> **TASK TO COMPLETE**: Reproduce each line from the records that holds "text".

Collected data:
------------------------------

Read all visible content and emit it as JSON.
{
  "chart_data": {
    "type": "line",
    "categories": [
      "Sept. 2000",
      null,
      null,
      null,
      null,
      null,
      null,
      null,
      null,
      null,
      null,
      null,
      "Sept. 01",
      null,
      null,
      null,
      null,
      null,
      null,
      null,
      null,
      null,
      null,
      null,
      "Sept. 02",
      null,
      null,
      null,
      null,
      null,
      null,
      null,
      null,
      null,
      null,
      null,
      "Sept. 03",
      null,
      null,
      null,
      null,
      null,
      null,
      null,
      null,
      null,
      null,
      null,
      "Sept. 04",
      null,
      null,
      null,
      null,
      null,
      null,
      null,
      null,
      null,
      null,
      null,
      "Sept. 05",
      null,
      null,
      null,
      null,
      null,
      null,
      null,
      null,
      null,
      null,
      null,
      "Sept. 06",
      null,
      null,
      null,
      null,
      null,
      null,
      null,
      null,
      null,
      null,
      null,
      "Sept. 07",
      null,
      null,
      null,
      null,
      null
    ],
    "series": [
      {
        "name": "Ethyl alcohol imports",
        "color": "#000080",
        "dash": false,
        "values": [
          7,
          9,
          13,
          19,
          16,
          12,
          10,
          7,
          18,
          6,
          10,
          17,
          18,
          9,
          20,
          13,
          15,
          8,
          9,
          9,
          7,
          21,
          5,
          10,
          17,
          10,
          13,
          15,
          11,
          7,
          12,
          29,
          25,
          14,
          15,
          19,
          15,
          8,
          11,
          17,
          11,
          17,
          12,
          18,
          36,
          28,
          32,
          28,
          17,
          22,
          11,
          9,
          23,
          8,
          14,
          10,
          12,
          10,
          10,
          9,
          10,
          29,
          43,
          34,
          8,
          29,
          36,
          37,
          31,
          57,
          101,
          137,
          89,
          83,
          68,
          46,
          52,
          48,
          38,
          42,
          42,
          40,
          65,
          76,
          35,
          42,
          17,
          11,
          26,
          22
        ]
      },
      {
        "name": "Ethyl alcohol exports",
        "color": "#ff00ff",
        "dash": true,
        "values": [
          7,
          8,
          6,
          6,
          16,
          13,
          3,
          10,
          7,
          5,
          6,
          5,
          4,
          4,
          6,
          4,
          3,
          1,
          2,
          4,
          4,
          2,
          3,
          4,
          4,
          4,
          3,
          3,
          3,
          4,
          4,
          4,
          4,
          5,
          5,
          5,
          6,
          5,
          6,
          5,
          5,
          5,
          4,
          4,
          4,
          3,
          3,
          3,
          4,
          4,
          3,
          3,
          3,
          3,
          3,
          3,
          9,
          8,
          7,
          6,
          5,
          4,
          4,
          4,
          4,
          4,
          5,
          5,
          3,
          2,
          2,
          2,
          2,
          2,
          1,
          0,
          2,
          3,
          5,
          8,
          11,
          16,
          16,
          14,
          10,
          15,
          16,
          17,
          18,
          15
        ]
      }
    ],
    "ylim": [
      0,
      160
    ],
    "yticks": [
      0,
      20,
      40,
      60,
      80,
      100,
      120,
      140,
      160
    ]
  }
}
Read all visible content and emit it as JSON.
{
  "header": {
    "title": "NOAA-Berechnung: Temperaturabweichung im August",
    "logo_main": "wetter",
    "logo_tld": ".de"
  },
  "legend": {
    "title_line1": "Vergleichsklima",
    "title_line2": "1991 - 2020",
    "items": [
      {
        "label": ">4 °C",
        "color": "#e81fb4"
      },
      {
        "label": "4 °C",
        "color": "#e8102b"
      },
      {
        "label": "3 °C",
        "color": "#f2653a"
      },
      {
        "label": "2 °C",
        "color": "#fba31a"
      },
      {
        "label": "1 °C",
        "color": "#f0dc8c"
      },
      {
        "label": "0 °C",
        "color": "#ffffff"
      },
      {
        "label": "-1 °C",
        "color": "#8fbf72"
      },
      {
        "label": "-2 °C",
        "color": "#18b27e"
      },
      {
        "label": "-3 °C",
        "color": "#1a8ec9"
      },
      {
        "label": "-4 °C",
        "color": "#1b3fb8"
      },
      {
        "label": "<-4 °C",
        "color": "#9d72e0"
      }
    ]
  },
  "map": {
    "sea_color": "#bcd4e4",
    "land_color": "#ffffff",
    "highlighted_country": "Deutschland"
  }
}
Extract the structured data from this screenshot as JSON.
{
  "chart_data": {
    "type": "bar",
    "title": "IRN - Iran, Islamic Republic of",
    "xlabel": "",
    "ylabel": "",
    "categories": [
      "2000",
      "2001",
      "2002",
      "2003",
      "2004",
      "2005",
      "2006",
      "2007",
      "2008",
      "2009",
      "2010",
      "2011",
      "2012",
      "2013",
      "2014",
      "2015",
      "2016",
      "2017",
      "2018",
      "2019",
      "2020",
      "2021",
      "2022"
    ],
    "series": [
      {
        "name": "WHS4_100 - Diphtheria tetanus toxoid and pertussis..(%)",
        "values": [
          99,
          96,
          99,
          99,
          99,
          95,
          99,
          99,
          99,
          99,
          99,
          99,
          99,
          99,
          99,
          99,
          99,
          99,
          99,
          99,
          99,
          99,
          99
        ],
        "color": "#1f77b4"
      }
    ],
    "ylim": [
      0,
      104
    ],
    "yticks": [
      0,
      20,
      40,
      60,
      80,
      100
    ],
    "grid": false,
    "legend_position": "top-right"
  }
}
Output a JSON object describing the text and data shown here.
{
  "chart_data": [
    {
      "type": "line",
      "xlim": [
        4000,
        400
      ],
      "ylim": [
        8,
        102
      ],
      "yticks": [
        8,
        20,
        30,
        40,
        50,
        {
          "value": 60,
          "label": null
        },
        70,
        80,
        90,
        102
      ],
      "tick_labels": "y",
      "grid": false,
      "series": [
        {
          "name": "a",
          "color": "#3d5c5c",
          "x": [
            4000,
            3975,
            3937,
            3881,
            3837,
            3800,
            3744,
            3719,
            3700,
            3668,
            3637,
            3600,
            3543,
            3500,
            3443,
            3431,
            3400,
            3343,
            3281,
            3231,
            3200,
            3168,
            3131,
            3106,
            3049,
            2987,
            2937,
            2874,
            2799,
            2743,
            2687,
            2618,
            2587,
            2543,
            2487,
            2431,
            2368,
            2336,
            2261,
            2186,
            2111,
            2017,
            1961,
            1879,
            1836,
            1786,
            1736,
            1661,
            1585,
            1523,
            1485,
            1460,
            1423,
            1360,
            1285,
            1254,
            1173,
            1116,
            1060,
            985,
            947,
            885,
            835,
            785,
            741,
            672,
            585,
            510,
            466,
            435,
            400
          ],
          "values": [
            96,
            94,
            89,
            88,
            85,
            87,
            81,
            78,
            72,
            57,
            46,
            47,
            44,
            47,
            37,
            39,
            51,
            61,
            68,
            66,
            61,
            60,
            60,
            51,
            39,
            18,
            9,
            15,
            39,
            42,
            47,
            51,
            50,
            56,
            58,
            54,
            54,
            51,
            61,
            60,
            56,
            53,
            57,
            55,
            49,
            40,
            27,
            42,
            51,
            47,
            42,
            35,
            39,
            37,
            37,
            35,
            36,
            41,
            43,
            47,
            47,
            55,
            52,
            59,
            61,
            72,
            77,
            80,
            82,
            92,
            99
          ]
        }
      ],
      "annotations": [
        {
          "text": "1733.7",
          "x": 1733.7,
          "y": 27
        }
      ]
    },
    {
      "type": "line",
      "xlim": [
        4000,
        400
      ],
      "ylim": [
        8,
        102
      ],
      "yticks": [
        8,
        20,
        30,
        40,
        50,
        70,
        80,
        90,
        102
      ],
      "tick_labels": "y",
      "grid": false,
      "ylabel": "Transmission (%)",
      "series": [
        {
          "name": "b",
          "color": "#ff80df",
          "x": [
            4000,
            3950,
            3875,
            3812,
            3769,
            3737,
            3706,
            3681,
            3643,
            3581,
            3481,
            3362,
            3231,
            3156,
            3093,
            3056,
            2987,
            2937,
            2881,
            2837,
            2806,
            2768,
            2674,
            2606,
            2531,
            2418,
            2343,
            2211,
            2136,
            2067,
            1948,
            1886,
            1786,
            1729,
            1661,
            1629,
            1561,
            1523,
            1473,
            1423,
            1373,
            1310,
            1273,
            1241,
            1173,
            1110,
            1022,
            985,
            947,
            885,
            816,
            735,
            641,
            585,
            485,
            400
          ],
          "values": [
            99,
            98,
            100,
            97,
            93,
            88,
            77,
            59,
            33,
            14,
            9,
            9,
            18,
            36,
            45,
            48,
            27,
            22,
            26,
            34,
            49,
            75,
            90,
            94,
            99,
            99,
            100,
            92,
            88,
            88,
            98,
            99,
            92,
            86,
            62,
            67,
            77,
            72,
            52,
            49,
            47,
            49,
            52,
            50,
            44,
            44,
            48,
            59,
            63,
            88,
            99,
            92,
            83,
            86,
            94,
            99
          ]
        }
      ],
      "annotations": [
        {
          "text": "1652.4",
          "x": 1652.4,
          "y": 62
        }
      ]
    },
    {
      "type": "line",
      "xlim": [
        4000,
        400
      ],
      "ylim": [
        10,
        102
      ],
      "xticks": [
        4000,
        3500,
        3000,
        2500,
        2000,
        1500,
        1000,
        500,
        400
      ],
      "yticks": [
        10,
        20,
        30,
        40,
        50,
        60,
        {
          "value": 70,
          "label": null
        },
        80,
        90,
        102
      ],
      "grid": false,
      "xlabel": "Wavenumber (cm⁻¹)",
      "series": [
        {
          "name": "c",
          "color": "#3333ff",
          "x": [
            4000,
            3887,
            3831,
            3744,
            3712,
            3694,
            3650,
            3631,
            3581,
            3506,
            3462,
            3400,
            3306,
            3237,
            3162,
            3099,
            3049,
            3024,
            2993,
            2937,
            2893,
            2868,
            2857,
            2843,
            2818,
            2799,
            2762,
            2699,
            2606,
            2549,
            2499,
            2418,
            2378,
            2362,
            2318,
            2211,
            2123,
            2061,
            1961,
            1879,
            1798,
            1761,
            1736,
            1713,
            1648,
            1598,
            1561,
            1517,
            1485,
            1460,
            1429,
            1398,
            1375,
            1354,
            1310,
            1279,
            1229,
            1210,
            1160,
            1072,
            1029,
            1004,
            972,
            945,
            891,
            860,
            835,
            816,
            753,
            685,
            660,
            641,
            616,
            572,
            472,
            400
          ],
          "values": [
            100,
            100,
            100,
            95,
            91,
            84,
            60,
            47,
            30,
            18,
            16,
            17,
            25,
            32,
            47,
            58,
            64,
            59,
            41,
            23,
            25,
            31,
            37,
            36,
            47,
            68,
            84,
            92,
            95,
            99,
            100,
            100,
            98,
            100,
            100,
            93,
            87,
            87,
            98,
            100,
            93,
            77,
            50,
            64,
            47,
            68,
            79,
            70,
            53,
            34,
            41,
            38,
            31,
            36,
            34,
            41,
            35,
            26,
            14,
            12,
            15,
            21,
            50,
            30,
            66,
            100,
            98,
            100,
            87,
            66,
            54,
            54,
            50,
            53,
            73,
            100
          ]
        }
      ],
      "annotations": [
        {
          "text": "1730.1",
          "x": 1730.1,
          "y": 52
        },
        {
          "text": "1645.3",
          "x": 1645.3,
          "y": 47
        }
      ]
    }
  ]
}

------------------------------

> **EXERCISE ANSWER**:
Output a JSON object describing the text and data shown here.
          "text": "1733.7",
          "text": "1652.4",
          "text": "1730.1",
          "text": "1645.3",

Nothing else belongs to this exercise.